- [Part of a data file]
Start
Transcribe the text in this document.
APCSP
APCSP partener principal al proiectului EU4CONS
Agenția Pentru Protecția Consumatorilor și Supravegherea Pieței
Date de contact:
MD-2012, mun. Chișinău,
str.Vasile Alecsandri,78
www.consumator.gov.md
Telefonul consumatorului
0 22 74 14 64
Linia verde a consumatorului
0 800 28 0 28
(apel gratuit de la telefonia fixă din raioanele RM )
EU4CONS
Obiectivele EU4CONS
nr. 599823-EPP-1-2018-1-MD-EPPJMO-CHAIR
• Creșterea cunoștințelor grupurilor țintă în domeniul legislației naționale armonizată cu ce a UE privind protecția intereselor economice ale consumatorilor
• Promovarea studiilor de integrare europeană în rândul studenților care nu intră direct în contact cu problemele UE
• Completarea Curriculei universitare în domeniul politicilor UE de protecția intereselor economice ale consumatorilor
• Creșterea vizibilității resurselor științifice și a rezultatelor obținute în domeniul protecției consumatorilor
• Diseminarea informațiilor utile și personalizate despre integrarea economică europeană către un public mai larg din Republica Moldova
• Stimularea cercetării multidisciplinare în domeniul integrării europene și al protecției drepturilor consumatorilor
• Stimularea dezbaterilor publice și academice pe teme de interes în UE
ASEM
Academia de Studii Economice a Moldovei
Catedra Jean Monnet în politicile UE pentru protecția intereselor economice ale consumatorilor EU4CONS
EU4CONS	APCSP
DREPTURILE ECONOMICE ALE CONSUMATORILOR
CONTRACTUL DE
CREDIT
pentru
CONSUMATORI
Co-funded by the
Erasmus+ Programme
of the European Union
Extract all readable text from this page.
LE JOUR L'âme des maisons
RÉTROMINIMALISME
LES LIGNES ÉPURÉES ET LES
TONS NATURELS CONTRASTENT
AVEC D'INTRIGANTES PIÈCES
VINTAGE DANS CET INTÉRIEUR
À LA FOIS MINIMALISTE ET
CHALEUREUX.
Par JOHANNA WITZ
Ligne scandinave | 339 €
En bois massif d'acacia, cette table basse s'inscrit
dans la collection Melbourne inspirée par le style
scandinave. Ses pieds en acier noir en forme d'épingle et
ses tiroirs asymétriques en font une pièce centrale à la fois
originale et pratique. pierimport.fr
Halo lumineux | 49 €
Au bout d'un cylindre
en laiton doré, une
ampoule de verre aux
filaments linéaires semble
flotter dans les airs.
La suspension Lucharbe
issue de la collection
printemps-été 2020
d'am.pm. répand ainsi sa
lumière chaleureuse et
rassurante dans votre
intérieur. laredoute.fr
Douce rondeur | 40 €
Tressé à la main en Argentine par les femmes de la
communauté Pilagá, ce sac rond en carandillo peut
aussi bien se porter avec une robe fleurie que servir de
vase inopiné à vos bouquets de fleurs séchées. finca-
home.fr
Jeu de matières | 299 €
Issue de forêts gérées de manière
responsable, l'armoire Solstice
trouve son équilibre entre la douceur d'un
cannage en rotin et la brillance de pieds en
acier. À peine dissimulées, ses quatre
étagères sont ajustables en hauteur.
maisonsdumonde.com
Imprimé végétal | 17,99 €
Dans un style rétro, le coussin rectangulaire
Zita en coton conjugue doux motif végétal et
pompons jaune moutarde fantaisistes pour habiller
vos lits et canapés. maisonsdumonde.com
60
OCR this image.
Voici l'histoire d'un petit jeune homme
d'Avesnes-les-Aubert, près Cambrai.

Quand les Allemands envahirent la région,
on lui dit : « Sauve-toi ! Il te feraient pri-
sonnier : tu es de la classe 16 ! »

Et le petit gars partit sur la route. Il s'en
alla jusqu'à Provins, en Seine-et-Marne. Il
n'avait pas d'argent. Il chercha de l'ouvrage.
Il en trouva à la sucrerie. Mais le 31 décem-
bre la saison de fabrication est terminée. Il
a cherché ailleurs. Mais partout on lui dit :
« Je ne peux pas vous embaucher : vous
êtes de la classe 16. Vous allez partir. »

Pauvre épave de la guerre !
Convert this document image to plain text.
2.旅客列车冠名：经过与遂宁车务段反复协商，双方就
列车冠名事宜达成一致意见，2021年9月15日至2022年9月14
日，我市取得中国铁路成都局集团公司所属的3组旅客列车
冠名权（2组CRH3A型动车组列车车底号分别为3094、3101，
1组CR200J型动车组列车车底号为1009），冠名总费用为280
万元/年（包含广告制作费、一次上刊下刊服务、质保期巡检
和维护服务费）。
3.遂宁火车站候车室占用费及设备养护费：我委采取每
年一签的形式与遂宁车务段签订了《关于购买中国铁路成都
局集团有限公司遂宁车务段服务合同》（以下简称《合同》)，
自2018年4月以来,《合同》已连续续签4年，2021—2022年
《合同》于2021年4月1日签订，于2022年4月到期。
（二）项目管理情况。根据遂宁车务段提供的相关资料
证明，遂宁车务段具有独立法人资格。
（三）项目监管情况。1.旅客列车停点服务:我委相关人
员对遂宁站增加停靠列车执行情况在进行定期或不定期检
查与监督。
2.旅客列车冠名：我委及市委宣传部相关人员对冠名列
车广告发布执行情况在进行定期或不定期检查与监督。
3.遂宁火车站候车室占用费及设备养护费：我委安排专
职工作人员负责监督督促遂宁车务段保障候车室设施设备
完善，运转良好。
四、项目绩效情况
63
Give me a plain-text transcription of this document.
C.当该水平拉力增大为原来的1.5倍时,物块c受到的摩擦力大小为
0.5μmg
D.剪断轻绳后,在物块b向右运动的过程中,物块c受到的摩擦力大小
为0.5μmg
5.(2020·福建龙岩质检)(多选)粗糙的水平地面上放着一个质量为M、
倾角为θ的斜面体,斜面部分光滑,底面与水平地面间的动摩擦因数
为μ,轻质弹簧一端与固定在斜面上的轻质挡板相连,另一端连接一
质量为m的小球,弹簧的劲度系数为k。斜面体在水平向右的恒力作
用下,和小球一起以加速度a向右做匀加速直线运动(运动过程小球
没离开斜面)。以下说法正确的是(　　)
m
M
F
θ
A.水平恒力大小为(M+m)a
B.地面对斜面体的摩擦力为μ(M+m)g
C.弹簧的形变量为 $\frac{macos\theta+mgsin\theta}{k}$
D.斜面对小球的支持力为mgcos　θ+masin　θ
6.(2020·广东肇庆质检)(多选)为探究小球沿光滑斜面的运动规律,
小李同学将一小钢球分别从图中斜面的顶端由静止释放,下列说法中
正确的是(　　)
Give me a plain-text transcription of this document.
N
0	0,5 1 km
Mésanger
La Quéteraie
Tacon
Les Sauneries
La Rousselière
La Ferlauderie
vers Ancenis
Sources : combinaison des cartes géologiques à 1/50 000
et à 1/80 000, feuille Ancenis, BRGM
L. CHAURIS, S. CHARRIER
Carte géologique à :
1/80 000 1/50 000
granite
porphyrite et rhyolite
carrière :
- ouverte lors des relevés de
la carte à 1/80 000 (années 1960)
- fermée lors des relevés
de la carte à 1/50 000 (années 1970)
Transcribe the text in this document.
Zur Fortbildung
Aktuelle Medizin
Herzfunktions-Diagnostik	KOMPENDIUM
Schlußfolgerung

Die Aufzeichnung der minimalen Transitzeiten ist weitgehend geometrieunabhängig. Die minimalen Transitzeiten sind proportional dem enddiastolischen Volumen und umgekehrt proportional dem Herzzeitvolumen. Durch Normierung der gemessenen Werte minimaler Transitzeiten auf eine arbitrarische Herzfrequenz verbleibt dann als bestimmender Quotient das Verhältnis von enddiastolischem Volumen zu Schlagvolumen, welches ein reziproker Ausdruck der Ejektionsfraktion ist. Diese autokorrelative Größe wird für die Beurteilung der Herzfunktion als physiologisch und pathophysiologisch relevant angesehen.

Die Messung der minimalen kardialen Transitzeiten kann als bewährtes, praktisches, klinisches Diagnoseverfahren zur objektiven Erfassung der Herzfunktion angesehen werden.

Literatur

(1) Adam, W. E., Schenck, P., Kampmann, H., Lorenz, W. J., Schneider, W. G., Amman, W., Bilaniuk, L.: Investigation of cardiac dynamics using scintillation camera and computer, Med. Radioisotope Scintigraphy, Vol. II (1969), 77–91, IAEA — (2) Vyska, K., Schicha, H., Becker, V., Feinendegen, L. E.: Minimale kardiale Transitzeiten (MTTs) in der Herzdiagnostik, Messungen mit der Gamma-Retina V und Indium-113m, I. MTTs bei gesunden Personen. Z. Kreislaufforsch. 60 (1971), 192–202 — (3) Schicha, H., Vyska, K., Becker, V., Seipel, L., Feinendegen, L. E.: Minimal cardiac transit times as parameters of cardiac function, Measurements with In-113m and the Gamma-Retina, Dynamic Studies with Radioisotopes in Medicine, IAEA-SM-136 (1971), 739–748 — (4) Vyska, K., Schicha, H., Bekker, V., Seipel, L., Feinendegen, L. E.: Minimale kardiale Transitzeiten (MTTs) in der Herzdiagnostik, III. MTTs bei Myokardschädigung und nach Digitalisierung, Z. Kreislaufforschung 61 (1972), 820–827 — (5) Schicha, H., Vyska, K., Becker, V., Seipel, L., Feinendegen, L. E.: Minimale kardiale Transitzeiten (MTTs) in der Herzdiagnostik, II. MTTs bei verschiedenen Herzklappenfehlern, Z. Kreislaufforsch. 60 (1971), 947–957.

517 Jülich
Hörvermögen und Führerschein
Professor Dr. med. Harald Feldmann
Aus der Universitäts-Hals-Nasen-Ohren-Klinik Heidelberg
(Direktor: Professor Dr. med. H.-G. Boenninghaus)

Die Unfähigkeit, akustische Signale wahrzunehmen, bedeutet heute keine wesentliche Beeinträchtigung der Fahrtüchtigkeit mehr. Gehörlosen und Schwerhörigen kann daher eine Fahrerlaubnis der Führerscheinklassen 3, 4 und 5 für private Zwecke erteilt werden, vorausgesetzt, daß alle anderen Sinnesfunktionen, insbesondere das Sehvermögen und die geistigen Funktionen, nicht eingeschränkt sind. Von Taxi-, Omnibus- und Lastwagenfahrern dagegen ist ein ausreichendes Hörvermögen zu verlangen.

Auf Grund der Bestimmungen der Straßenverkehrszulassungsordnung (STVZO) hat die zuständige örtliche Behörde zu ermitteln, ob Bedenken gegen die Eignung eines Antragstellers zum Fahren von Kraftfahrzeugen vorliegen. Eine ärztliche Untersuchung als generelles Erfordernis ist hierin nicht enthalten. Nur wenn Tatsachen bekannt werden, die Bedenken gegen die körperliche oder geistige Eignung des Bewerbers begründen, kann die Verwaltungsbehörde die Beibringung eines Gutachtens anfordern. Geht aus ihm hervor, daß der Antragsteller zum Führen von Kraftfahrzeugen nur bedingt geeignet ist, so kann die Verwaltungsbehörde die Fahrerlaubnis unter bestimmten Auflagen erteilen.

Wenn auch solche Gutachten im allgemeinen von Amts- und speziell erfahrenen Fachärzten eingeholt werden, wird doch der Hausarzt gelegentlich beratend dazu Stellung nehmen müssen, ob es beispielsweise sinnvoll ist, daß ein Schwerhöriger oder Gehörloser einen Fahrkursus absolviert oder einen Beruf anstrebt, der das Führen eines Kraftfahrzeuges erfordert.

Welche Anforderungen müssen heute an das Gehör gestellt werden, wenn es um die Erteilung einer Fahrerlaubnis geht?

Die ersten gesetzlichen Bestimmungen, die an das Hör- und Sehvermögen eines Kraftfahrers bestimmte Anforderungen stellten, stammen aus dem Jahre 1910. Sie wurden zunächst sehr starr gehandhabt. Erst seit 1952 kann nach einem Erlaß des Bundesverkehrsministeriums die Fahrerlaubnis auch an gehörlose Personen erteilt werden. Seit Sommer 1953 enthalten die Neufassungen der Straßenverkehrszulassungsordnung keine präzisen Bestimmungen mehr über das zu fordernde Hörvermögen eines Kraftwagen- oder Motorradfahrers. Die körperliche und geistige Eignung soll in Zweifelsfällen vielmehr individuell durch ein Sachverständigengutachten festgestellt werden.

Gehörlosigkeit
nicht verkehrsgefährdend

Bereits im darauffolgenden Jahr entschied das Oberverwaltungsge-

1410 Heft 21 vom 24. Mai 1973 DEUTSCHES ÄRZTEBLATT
End
- [TASK GOAL] Check each line of the entries above for the word "acier". List the ones that have it.

- [RESPONSE FOR THIS EXERCISE]
scandinave. Ses pieds en acier noir en forme d'épingle et
acier. À peine dissimulées, ses quatre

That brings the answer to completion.